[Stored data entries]
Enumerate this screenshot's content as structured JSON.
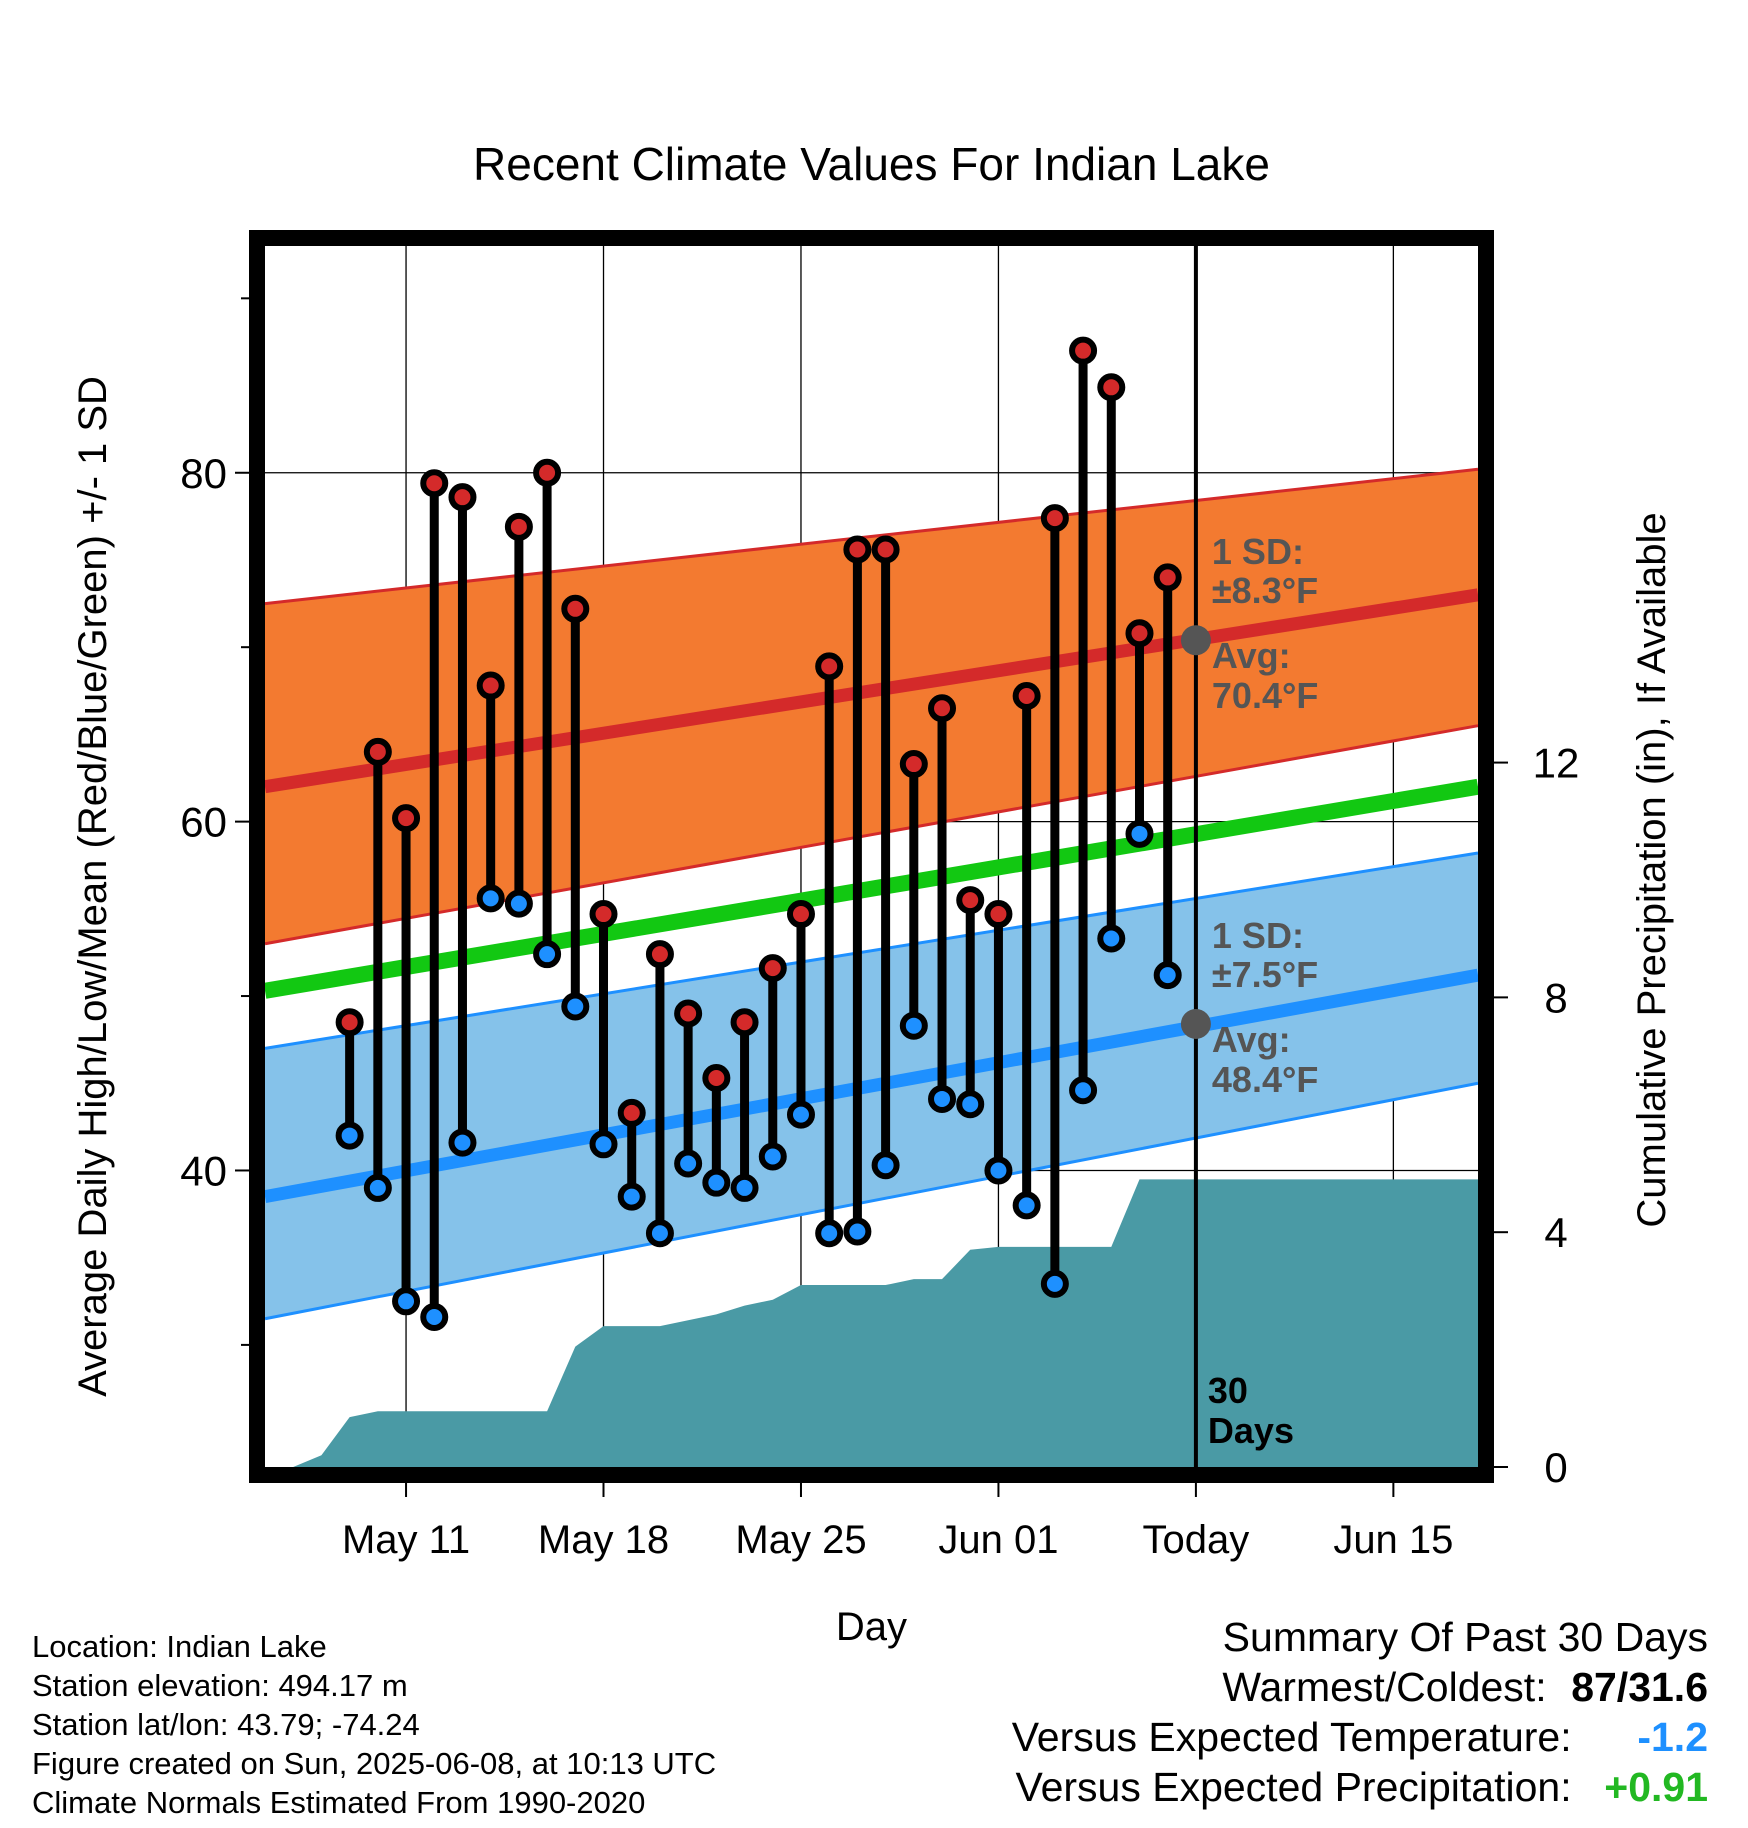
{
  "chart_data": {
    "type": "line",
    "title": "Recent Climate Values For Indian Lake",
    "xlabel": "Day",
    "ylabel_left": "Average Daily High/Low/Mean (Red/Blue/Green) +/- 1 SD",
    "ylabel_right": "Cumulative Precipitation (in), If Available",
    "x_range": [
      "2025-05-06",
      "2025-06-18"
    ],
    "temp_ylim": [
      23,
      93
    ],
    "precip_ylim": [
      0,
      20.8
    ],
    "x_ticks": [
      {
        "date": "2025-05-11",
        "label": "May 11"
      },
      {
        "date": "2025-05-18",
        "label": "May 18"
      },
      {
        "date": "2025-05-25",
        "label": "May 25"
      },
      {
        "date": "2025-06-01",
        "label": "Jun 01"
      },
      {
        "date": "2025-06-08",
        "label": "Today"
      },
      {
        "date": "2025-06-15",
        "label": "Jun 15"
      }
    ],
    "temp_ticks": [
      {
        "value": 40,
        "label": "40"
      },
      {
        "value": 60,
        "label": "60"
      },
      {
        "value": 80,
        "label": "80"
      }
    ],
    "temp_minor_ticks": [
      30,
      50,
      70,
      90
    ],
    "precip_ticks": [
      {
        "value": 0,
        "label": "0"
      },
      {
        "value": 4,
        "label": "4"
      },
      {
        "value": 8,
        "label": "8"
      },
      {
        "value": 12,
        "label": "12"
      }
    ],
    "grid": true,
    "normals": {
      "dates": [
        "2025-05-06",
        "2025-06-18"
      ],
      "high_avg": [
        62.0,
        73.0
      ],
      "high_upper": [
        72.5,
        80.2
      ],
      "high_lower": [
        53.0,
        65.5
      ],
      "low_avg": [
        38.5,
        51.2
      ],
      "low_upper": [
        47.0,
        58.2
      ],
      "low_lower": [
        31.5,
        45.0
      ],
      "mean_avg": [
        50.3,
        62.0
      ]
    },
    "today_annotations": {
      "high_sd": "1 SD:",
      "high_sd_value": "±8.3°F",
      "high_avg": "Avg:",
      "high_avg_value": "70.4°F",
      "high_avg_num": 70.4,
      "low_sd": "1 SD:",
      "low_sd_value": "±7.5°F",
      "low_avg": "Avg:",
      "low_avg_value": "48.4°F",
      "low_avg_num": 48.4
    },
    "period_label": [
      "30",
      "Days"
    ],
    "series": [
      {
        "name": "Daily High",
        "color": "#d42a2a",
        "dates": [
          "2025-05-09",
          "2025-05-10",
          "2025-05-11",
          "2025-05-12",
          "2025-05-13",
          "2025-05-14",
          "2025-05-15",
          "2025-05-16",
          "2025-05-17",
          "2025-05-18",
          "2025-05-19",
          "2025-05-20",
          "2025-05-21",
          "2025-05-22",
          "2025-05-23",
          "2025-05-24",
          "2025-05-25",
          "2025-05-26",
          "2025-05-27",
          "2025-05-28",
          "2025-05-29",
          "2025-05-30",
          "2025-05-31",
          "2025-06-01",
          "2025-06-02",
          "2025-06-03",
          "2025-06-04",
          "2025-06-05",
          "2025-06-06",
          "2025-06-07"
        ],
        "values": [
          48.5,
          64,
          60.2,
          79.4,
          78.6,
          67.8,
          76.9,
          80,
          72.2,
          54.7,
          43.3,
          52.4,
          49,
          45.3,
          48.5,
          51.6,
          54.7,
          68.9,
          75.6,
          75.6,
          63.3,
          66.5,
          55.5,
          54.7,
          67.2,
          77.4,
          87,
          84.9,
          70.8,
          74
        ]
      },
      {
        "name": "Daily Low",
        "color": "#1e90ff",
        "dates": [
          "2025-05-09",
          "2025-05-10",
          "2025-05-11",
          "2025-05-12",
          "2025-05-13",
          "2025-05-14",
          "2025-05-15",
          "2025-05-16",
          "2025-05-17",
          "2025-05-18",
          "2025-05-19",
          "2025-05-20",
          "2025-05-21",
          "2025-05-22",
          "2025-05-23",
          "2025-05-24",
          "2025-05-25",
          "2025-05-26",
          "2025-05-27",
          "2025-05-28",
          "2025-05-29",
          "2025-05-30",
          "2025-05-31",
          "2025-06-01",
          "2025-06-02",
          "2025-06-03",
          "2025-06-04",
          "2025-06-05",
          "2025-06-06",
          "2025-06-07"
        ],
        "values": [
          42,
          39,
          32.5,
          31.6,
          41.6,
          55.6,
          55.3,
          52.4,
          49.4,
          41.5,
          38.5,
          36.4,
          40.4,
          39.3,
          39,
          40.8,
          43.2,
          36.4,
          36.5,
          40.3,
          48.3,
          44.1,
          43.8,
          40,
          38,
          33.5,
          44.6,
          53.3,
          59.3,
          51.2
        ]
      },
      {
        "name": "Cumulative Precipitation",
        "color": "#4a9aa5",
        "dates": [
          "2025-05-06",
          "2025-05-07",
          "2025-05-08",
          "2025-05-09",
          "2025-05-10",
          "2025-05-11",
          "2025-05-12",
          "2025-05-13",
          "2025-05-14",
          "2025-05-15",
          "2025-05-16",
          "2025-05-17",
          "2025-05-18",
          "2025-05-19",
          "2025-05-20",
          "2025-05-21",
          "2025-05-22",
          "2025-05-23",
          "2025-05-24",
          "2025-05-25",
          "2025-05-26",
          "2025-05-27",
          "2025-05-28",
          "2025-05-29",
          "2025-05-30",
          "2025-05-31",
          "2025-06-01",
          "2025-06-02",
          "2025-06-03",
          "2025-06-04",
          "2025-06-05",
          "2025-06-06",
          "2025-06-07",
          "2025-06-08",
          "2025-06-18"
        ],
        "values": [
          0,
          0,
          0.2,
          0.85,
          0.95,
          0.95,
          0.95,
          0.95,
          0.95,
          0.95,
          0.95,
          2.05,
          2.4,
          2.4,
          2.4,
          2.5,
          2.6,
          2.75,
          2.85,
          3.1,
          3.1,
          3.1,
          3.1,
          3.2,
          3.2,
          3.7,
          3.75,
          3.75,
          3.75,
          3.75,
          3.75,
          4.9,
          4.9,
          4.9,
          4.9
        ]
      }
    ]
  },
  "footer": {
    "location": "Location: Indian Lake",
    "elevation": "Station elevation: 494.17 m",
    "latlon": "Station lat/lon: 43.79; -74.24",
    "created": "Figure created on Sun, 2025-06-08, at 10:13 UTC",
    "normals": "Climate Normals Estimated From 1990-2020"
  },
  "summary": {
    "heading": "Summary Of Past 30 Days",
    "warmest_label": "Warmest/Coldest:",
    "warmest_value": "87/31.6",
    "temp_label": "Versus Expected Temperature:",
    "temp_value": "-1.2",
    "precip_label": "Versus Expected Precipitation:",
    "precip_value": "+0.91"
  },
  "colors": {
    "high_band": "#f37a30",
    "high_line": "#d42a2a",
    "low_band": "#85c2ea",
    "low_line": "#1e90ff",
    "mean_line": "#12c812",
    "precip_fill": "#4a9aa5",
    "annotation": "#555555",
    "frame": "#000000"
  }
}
==
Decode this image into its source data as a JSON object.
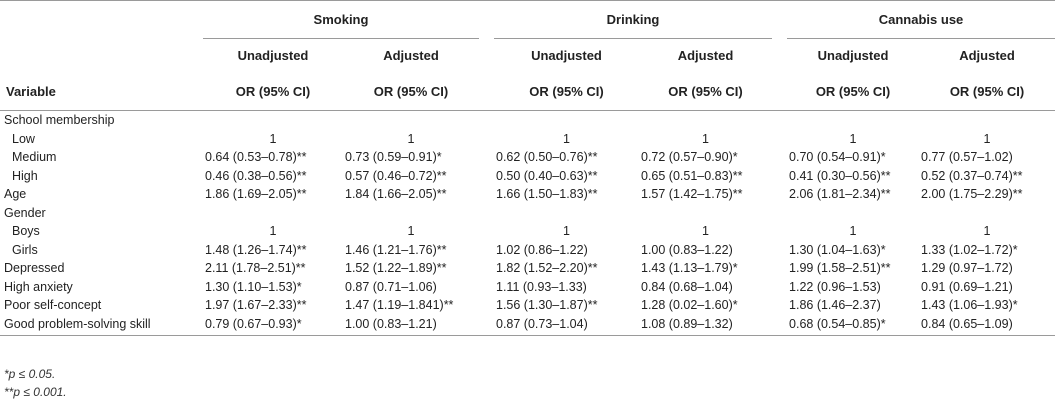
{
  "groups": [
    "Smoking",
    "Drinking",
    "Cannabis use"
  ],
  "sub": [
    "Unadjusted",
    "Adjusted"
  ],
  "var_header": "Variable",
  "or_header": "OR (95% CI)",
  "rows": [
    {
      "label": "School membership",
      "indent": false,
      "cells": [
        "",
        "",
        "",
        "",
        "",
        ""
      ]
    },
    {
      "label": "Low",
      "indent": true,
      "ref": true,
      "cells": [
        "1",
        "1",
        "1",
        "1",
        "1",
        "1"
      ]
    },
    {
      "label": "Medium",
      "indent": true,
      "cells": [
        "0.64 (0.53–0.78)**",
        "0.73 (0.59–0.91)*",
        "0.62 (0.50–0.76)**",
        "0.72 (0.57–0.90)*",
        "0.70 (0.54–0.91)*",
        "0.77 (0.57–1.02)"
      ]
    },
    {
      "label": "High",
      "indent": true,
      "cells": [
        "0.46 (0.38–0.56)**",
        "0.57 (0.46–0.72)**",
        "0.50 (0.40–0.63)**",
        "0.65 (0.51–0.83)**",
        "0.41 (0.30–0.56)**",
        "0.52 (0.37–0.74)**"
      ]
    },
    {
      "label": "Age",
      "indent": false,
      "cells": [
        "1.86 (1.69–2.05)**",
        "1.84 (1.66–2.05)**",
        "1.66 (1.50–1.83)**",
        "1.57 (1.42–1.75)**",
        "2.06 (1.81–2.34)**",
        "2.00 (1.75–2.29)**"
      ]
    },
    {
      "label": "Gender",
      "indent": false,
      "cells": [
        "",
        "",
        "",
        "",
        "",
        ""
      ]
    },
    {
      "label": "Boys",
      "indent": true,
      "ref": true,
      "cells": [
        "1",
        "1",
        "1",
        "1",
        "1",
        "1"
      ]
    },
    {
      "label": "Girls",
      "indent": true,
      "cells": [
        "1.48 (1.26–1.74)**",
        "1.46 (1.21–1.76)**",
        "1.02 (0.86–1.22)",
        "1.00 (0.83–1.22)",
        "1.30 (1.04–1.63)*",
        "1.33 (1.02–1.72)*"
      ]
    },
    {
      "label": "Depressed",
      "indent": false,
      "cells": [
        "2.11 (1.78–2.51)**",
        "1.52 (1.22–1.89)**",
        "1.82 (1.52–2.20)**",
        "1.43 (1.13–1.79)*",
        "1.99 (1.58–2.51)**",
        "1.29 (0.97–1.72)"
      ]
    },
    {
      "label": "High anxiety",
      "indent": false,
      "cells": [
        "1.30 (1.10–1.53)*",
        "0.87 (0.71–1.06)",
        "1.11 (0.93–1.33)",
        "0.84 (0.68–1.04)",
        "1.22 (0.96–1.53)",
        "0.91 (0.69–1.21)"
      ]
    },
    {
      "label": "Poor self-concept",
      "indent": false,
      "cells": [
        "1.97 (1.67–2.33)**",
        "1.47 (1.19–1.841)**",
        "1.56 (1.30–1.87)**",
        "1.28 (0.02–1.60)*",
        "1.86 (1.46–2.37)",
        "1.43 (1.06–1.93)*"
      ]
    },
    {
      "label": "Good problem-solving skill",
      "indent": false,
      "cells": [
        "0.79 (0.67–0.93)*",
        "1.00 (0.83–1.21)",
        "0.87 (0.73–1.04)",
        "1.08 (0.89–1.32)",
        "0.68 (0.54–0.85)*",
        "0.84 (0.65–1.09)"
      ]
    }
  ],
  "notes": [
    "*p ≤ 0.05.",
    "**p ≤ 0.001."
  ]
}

## Exercise prompt
Locate the word "Precipitation" in the data above. Copy every line carrying it.

## The result
    "ylabel_right": "Cumulative Precipitation (in), If Available",
        "name": "Cumulative Precipitation",
    "precip_label": "Versus Expected Precipitation:",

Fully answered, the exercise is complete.